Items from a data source

#####

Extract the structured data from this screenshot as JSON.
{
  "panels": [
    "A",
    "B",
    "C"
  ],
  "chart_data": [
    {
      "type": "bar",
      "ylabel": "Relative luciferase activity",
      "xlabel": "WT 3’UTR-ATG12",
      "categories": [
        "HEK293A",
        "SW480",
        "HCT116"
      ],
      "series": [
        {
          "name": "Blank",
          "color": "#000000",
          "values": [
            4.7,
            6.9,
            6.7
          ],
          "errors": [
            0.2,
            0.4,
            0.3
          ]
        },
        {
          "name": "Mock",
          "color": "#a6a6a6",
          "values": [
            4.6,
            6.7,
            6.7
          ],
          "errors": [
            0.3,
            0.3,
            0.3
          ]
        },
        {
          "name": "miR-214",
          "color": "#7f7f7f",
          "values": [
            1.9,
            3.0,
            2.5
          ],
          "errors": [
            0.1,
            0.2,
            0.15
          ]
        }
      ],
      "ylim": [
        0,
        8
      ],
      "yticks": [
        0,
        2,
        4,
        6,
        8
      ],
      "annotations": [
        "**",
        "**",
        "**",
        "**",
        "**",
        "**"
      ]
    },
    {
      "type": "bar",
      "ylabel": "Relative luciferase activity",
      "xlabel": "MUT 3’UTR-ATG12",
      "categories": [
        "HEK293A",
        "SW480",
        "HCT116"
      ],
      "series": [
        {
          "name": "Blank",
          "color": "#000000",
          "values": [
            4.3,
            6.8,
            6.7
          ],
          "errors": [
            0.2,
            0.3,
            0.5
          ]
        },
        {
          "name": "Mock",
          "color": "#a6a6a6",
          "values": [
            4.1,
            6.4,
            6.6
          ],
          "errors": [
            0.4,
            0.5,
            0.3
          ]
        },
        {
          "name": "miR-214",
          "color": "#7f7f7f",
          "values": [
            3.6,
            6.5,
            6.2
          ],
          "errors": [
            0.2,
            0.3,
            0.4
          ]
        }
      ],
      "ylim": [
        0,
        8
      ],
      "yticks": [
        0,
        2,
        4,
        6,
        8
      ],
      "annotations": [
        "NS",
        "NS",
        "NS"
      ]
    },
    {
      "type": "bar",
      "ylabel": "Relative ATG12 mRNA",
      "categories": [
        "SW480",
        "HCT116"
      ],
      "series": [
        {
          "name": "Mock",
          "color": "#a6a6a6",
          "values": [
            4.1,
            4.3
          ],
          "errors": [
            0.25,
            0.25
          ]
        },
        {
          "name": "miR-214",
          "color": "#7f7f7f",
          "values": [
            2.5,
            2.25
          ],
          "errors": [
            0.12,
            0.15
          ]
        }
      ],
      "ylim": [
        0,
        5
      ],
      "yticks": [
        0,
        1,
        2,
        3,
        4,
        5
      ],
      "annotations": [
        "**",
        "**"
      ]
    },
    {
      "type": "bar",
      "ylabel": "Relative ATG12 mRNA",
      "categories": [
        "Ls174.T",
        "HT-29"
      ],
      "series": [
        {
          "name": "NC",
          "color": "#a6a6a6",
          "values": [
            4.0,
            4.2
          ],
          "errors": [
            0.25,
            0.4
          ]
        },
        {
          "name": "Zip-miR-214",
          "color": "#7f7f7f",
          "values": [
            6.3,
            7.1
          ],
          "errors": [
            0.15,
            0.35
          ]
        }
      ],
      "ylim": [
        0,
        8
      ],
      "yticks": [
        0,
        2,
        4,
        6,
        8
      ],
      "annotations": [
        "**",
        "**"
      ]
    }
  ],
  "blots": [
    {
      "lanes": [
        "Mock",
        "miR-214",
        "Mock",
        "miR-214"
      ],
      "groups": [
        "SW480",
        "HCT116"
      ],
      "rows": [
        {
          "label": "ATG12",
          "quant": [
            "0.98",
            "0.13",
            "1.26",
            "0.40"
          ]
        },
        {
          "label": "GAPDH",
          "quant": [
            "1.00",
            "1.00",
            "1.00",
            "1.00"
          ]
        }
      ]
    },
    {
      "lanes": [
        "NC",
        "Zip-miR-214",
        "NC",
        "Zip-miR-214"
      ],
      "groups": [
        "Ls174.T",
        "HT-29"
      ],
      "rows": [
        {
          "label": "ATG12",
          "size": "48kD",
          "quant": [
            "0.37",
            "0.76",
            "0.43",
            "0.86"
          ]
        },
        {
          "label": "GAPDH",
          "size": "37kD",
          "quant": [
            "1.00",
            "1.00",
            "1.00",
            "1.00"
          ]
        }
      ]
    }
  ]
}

#####

TASK TO COMPLETE
Would you please output every record again, exactly?

YOUR RESPONSE
Extract the structured data from this screenshot as JSON.
{
  "panels": [
    "A",
    "B",
    "C"
  ],
  "chart_data": [
    {
      "type": "bar",
      "ylabel": "Relative luciferase activity",
      "xlabel": "WT 3’UTR-ATG12",
      "categories": [
        "HEK293A",
        "SW480",
        "HCT116"
      ],
      "series": [
        {
          "name": "Blank",
          "color": "#000000",
          "values": [
            4.7,
            6.9,
            6.7
          ],
          "errors": [
            0.2,
            0.4,
            0.3
          ]
        },
        {
          "name": "Mock",
          "color": "#a6a6a6",
          "values": [
            4.6,
            6.7,
            6.7
          ],
          "errors": [
            0.3,
            0.3,
            0.3
          ]
        },
        {
          "name": "miR-214",
          "color": "#7f7f7f",
          "values": [
            1.9,
            3.0,
            2.5
          ],
          "errors": [
            0.1,
            0.2,
            0.15
          ]
        }
      ],
      "ylim": [
        0,
        8
      ],
      "yticks": [
        0,
        2,
        4,
        6,
        8
      ],
      "annotations": [
        "**",
        "**",
        "**",
        "**",
        "**",
        "**"
      ]
    },
    {
      "type": "bar",
      "ylabel": "Relative luciferase activity",
      "xlabel": "MUT 3’UTR-ATG12",
      "categories": [
        "HEK293A",
        "SW480",
        "HCT116"
      ],
      "series": [
        {
          "name": "Blank",
          "color": "#000000",
          "values": [
            4.3,
            6.8,
            6.7
          ],
          "errors": [
            0.2,
            0.3,
            0.5
          ]
        },
        {
          "name": "Mock",
          "color": "#a6a6a6",
          "values": [
            4.1,
            6.4,
            6.6
          ],
          "errors": [
            0.4,
            0.5,
            0.3
          ]
        },
        {
          "name": "miR-214",
          "color": "#7f7f7f",
          "values": [
            3.6,
            6.5,
            6.2
          ],
          "errors": [
            0.2,
            0.3,
            0.4
          ]
        }
      ],
      "ylim": [
        0,
        8
      ],
      "yticks": [
        0,
        2,
        4,
        6,
        8
      ],
      "annotations": [
        "NS",
        "NS",
        "NS"
      ]
    },
    {
      "type": "bar",
      "ylabel": "Relative ATG12 mRNA",
      "categories": [
        "SW480",
        "HCT116"
      ],
      "series": [
        {
          "name": "Mock",
          "color": "#a6a6a6",
          "values": [
            4.1,
            4.3
          ],
          "errors": [
            0.25,
            0.25
          ]
        },
        {
          "name": "miR-214",
          "color": "#7f7f7f",
          "values": [
            2.5,
            2.25
          ],
          "errors": [
            0.12,
            0.15
          ]
        }
      ],
      "ylim": [
        0,
        5
      ],
      "yticks": [
        0,
        1,
        2,
        3,
        4,
        5
      ],
      "annotations": [
        "**",
        "**"
      ]
    },
    {
      "type": "bar",
      "ylabel": "Relative ATG12 mRNA",
      "categories": [
        "Ls174.T",
        "HT-29"
      ],
      "series": [
        {
          "name": "NC",
          "color": "#a6a6a6",
          "values": [
            4.0,
            4.2
          ],
          "errors": [
            0.25,
            0.4
          ]
        },
        {
          "name": "Zip-miR-214",
          "color": "#7f7f7f",
          "values": [
            6.3,
            7.1
          ],
          "errors": [
            0.15,
            0.35
          ]
        }
      ],
      "ylim": [
        0,
        8
      ],
      "yticks": [
        0,
        2,
        4,
        6,
        8
      ],
      "annotations": [
        "**",
        "**"
      ]
    }
  ],
  "blots": [
    {
      "lanes": [
        "Mock",
        "miR-214",
        "Mock",
        "miR-214"
      ],
      "groups": [
        "SW480",
        "HCT116"
      ],
      "rows": [
        {
          "label": "ATG12",
          "quant": [
            "0.98",
            "0.13",
            "1.26",
            "0.40"
          ]
        },
        {
          "label": "GAPDH",
          "quant": [
            "1.00",
            "1.00",
            "1.00",
            "1.00"
          ]
        }
      ]
    },
    {
      "lanes": [
        "NC",
        "Zip-miR-214",
        "NC",
        "Zip-miR-214"
      ],
      "groups": [
        "Ls174.T",
        "HT-29"
      ],
      "rows": [
        {
          "label": "ATG12",
          "size": "48kD",
          "quant": [
            "0.37",
            "0.76",
            "0.43",
            "0.86"
          ]
        },
        {
          "label": "GAPDH",
          "size": "37kD",
          "quant": [
            "1.00",
            "1.00",
            "1.00",
            "1.00"
          ]
        }
      ]
    }
  ]
}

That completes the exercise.